Task requirements: Determine how many lines below hold the string "color". Reply with the number alone.

Rows:
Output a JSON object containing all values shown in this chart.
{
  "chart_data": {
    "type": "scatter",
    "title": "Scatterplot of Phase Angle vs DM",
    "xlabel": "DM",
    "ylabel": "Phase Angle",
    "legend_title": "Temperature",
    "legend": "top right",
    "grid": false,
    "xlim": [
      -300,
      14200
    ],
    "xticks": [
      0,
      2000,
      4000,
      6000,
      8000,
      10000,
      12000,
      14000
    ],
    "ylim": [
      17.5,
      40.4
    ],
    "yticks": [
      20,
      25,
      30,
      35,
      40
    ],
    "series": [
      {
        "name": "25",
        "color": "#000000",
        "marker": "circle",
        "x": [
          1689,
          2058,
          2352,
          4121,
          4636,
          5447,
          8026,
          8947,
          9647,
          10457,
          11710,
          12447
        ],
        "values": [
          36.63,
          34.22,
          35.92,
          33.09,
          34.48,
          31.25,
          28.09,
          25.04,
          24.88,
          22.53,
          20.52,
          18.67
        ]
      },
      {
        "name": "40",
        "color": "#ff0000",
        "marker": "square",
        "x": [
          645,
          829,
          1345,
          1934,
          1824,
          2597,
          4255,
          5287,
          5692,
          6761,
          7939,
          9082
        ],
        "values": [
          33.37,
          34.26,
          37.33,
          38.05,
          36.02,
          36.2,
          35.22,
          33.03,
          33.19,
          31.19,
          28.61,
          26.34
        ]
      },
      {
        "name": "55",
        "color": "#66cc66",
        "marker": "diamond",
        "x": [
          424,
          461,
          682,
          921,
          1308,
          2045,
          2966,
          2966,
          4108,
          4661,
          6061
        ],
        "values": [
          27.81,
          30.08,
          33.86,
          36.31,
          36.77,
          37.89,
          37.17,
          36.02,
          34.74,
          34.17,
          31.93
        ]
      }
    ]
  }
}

Exercise answer: 3